(Records drawn from a dataset)
====================

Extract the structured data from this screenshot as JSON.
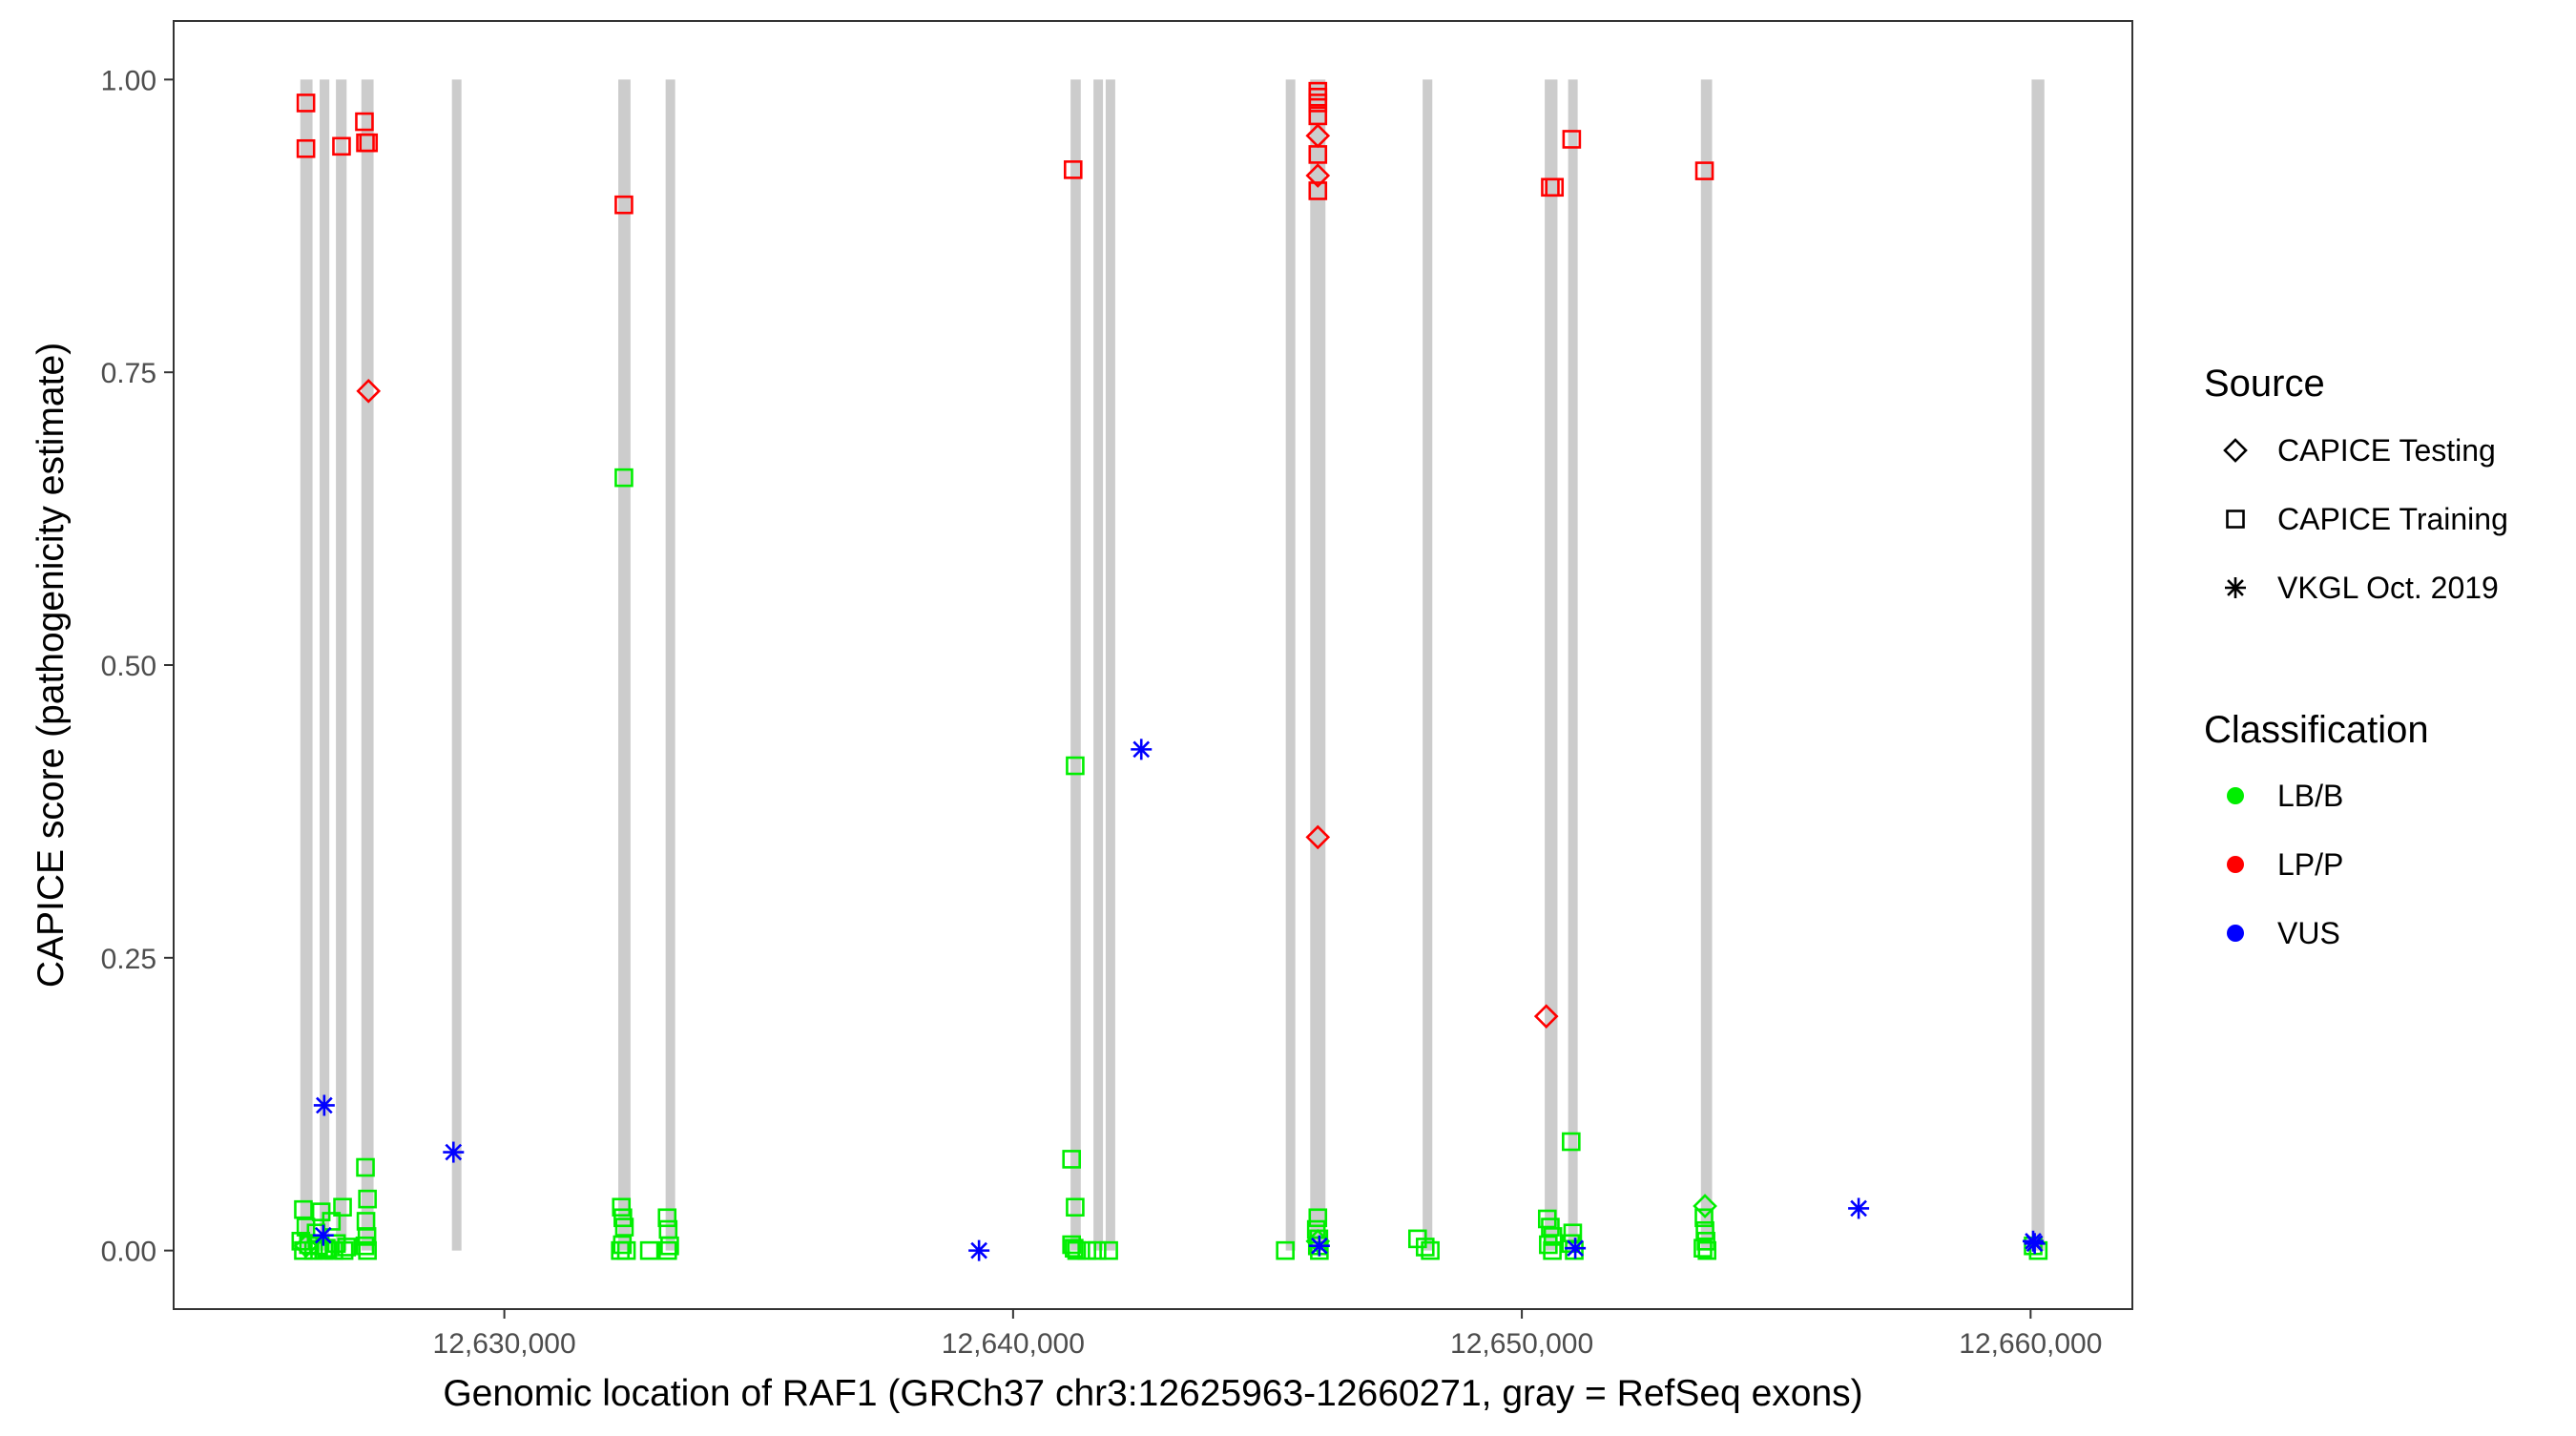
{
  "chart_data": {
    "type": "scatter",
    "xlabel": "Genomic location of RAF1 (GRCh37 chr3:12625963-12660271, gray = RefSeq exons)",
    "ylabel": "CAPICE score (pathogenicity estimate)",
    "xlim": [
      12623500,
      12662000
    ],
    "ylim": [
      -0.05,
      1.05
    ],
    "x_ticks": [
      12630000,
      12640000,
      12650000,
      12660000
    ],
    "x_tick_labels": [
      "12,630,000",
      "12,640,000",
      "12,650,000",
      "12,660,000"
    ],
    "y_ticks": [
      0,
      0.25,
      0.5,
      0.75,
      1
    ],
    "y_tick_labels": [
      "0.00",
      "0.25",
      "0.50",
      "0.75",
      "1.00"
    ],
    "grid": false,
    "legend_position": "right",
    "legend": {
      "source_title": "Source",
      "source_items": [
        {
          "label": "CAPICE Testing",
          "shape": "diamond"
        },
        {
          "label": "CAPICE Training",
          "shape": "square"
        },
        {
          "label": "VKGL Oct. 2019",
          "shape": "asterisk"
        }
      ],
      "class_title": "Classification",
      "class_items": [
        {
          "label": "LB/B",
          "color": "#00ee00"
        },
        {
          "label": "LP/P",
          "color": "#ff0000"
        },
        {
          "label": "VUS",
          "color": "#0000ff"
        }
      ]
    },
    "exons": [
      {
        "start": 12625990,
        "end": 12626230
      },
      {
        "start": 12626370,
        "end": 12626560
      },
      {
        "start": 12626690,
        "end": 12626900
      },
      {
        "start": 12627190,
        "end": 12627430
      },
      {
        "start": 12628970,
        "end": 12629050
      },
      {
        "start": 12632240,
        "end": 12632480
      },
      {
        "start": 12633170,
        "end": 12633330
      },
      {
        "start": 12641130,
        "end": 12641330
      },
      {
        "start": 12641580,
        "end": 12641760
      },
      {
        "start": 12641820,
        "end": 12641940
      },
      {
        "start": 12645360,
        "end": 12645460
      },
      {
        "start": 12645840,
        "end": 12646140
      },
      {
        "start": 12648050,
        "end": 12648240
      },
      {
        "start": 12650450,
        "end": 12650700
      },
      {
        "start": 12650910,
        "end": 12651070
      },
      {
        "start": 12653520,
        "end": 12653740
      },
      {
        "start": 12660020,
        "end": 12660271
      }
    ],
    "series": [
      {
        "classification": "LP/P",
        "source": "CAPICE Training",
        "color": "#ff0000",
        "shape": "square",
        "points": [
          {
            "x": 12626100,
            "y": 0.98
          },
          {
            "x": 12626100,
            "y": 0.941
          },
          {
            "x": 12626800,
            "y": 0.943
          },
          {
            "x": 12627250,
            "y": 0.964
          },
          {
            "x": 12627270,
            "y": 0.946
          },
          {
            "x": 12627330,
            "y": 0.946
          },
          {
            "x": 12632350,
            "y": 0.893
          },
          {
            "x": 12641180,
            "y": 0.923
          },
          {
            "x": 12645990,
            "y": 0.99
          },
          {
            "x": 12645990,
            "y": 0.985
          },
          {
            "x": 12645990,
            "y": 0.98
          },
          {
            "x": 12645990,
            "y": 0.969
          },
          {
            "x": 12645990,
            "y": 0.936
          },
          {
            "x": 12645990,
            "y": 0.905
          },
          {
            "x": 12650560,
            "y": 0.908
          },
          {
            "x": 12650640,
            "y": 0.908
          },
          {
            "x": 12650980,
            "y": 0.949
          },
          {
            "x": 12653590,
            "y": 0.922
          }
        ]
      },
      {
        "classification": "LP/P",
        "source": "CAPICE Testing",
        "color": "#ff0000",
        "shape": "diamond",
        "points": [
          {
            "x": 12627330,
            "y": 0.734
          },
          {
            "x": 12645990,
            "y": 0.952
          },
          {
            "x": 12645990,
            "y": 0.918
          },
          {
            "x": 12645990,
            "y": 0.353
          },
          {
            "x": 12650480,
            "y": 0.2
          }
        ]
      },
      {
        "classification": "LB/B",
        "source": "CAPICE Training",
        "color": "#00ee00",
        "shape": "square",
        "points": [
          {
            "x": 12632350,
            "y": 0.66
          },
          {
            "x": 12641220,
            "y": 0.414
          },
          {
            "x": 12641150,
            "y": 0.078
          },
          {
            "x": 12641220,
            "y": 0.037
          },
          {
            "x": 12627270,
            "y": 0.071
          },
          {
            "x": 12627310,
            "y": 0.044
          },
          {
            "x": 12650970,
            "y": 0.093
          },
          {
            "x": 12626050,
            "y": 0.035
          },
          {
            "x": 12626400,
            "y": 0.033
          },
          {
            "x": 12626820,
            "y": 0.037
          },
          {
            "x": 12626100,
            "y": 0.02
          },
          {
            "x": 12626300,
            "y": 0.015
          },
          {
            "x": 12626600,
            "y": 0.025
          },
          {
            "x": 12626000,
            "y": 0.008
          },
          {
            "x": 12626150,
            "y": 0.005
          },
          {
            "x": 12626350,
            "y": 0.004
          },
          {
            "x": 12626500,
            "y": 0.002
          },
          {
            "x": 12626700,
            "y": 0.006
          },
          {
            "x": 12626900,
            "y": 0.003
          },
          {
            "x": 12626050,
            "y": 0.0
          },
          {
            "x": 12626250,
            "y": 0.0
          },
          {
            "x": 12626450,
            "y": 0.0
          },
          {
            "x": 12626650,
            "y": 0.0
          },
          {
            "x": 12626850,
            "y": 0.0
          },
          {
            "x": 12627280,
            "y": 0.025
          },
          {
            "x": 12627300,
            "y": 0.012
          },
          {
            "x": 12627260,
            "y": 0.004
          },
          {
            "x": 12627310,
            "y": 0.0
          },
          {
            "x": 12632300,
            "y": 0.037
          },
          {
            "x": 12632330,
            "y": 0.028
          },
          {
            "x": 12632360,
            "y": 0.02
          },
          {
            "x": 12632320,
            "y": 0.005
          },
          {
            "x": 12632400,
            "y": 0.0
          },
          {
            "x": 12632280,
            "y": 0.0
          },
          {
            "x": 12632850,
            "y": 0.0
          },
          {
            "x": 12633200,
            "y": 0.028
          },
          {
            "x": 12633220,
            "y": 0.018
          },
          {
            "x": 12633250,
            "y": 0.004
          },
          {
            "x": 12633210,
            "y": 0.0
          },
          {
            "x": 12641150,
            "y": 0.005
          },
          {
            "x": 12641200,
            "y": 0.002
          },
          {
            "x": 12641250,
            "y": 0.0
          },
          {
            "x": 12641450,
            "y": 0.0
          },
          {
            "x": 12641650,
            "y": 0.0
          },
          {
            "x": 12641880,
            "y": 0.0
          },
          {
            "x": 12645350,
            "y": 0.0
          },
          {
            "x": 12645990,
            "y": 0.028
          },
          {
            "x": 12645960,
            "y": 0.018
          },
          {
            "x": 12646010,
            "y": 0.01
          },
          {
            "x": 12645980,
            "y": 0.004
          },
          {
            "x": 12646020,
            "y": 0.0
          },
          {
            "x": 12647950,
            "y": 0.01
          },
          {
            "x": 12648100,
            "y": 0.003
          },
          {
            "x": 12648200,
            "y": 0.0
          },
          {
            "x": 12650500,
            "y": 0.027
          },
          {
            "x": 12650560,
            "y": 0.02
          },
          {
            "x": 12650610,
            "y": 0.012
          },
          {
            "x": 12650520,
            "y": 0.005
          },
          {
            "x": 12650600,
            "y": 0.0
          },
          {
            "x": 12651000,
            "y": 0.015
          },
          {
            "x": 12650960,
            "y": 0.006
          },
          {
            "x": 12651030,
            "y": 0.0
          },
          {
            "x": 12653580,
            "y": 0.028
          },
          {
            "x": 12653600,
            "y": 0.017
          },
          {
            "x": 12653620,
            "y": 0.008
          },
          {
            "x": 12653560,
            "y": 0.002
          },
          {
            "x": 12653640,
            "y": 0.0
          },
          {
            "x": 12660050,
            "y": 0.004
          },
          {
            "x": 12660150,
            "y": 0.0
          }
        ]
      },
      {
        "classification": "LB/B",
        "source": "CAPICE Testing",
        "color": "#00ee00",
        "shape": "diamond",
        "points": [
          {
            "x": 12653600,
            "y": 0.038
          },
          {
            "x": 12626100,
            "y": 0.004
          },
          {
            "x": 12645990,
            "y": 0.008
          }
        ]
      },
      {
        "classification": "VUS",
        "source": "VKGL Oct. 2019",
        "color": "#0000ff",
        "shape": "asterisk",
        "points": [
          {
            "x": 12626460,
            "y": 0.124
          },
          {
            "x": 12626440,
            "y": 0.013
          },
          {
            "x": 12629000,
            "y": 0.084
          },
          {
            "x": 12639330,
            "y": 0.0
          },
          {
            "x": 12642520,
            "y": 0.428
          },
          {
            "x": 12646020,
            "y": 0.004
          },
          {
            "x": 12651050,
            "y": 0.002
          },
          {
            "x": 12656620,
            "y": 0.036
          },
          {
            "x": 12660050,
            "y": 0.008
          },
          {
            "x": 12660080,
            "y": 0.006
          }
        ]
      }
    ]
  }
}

====================

**TASK DIRECTIONS:**
What is needed is every line from the data above that includes the string "color", copied out.

**WRITTEN SOLUTION:**
          "color": "#00ee00"
          "color": "#ff0000"
          "color": "#0000ff"
        "color": "#ff0000",
        "color": "#ff0000",
        "color": "#00ee00",
        "color": "#00ee00",
        "color": "#0000ff",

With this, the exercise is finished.